» EXERCISE DIRECTIONS: Only the number is wanted: tally the lines below that contain the word "this".

::: INFORMATION SUPPLIED

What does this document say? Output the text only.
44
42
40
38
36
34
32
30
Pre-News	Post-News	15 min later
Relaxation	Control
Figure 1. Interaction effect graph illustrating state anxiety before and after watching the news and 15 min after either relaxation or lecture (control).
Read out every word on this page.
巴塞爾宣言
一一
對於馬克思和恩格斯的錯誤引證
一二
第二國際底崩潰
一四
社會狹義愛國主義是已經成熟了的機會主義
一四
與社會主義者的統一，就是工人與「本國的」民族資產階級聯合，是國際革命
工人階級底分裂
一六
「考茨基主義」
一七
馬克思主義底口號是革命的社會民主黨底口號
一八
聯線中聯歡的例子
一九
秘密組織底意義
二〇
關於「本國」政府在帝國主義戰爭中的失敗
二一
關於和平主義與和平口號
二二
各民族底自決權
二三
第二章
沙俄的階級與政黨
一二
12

::::::
::: INFORMATION SUPPLIED

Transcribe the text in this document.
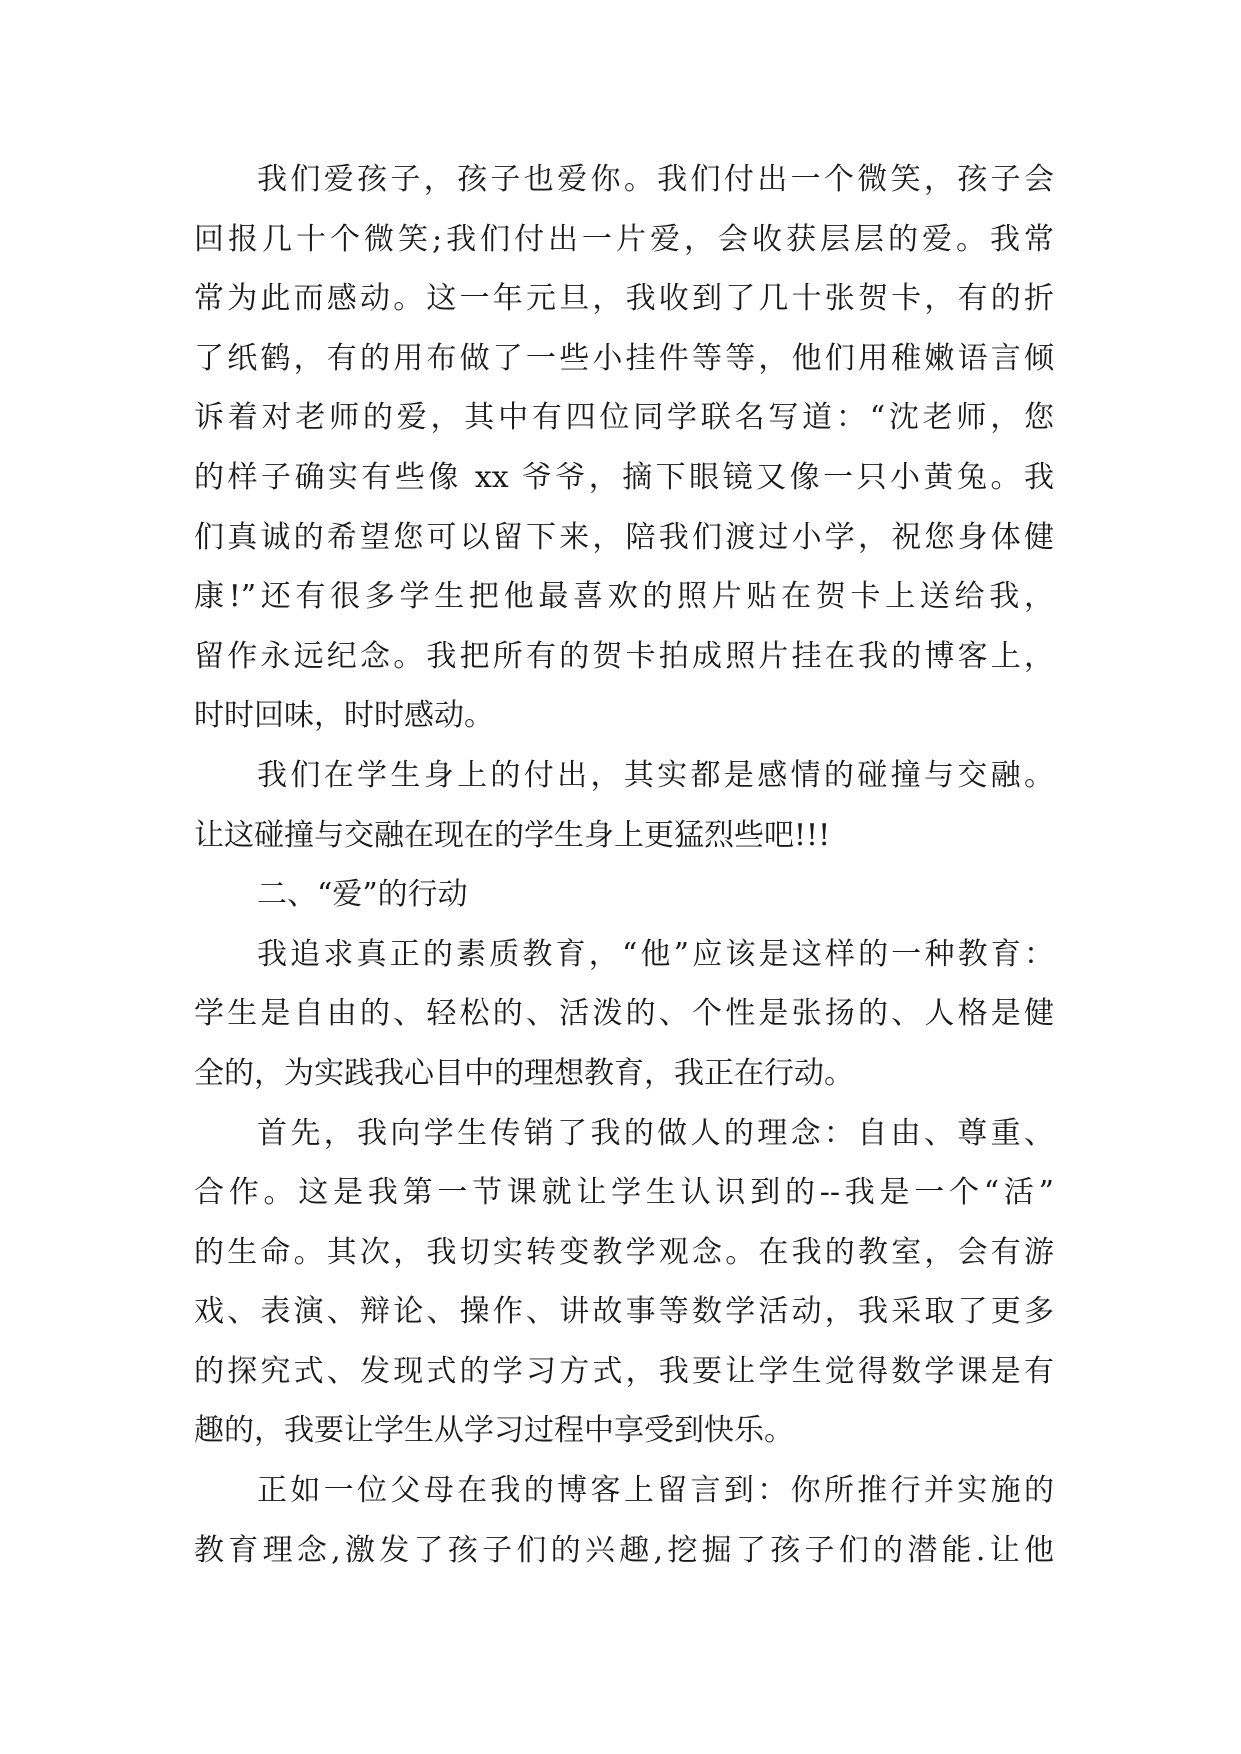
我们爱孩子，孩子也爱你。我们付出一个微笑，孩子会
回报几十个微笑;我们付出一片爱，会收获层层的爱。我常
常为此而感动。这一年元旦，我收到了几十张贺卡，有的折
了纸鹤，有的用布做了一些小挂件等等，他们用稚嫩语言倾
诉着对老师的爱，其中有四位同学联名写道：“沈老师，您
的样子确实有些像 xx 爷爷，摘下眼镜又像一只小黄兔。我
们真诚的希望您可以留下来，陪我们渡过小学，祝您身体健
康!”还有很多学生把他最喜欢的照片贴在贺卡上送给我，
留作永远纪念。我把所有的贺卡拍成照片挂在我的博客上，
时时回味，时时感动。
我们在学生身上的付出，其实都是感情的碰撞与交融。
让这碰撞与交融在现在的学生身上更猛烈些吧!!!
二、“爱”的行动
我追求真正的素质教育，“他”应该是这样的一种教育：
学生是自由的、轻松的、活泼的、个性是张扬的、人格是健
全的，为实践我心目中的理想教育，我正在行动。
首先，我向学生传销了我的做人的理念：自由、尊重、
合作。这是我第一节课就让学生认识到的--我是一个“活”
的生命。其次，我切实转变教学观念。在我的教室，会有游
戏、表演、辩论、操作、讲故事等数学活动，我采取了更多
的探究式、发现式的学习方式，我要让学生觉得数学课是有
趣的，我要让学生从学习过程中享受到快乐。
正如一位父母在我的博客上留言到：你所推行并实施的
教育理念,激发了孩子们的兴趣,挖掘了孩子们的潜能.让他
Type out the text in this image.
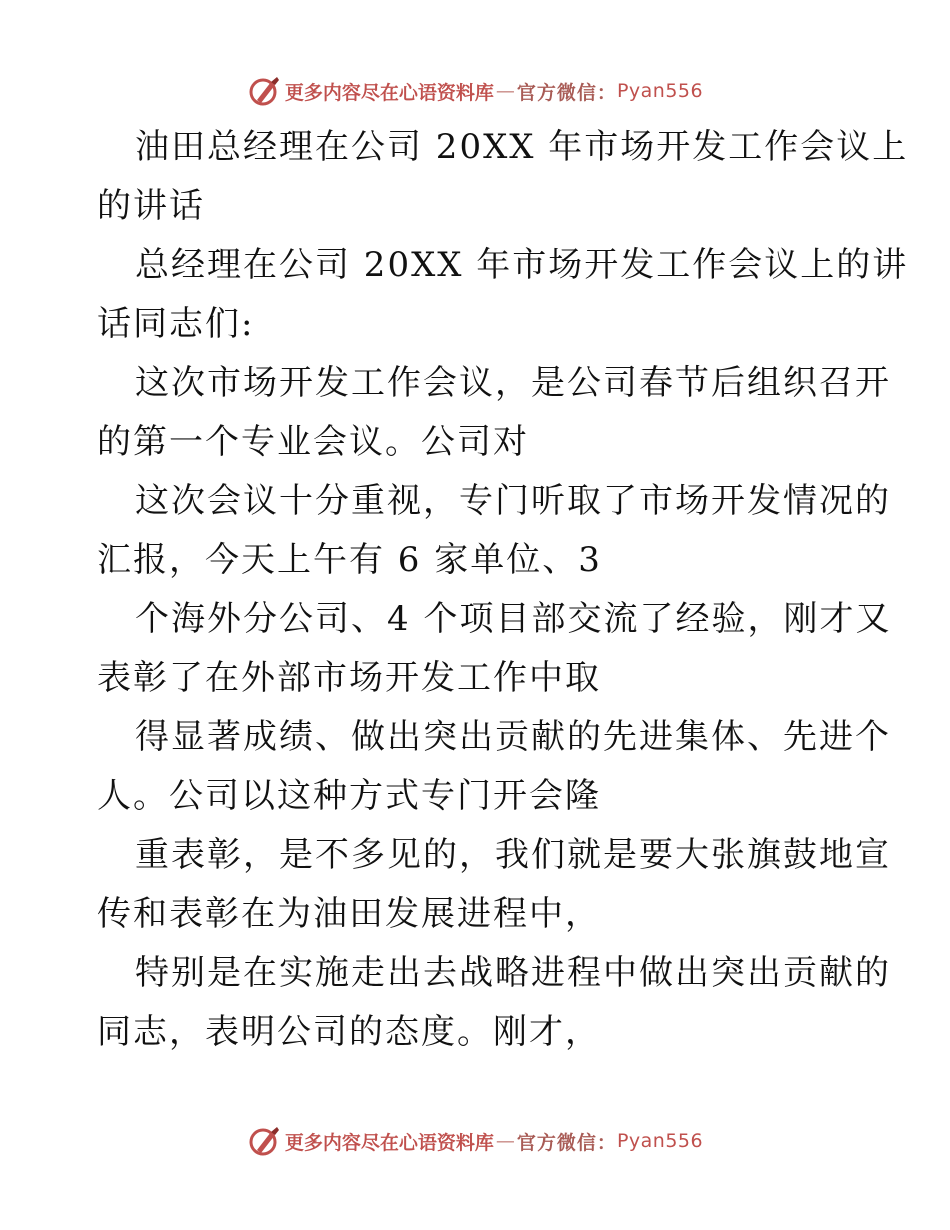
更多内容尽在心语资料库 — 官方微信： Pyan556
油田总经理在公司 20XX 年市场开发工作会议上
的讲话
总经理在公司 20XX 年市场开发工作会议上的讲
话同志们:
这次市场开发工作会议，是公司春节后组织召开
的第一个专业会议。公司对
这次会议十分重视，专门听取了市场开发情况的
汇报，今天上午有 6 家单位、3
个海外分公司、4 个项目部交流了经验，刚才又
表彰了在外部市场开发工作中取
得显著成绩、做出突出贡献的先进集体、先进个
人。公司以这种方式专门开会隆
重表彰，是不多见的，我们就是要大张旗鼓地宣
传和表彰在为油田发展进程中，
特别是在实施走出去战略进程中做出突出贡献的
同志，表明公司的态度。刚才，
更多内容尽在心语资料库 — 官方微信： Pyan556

::::::
::: INFORMATION SUPPLIED

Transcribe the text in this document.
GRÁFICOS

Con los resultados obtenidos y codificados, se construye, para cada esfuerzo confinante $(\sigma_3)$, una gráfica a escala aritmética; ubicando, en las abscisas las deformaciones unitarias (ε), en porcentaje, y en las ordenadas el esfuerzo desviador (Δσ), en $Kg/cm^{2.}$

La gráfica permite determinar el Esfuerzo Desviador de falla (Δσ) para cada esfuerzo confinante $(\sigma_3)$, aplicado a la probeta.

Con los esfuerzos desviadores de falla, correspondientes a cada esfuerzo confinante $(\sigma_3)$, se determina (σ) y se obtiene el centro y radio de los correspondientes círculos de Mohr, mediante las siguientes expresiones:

::::::

» FINAL ANSWER: 5